SET PROBLEM: Go through the listing and return every line with "name" in it.

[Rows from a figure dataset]

** Begin **

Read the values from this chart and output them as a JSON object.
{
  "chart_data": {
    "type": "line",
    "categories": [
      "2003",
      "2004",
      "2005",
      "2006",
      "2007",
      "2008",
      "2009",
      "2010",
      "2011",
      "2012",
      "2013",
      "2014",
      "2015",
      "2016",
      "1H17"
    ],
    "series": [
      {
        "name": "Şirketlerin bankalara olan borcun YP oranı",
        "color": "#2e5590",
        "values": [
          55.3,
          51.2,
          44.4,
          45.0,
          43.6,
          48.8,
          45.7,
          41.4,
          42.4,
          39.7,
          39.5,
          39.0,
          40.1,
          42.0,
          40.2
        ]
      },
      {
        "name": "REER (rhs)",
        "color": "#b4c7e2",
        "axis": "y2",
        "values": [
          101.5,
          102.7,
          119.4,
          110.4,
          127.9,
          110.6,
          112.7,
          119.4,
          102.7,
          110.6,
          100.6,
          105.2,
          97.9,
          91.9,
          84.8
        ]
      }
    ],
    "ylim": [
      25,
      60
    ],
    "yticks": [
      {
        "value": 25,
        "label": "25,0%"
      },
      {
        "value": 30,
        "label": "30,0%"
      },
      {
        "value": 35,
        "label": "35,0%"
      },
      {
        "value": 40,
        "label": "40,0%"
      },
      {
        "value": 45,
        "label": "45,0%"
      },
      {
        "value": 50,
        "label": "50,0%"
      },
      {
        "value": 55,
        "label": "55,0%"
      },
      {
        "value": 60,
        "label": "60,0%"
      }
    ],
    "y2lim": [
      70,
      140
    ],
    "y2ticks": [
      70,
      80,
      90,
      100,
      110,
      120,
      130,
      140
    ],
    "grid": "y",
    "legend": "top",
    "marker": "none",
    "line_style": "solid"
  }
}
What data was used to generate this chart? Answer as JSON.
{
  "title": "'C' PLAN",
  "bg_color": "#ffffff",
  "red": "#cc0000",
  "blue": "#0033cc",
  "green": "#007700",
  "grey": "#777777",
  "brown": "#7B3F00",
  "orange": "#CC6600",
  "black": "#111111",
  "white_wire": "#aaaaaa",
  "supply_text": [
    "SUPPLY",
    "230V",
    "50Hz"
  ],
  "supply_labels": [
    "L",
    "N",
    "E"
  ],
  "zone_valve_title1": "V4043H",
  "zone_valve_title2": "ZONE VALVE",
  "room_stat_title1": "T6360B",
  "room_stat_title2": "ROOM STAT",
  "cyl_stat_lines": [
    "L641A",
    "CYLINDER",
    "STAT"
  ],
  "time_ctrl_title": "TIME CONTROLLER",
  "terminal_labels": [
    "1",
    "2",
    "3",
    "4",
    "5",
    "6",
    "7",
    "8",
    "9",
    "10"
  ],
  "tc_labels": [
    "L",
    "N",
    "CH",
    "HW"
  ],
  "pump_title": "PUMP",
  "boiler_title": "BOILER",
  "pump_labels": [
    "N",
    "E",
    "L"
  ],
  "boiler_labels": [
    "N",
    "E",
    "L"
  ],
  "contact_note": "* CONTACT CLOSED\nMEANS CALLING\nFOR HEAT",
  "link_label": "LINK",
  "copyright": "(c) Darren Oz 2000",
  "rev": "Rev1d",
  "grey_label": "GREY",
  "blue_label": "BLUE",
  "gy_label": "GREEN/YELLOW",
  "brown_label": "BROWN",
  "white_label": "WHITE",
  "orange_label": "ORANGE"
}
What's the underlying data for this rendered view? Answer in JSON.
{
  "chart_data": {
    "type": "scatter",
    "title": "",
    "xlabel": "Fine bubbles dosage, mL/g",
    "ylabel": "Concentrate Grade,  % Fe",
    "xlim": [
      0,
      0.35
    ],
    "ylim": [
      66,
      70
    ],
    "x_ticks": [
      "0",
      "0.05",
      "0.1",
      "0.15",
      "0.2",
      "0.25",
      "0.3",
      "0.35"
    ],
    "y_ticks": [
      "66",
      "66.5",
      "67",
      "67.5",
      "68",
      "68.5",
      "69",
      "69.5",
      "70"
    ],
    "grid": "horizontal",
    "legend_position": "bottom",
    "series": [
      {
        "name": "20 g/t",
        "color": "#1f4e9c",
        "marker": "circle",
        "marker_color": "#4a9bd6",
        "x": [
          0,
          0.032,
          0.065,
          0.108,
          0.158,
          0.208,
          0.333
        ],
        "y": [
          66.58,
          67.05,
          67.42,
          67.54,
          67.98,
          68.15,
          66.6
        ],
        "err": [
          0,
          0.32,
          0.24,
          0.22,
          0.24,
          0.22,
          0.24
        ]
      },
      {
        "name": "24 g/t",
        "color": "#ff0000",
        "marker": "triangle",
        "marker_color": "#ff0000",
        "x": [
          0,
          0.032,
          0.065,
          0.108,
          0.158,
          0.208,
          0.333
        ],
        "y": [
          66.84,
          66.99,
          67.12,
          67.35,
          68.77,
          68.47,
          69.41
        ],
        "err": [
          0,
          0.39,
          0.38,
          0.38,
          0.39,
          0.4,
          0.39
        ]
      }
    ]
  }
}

** End **

TASK ANSWER:
        "name": "Şirketlerin bankalara olan borcun YP oranı",
        "name": "REER (rhs)",
        "name": "20 g/t",
        "name": "24 g/t",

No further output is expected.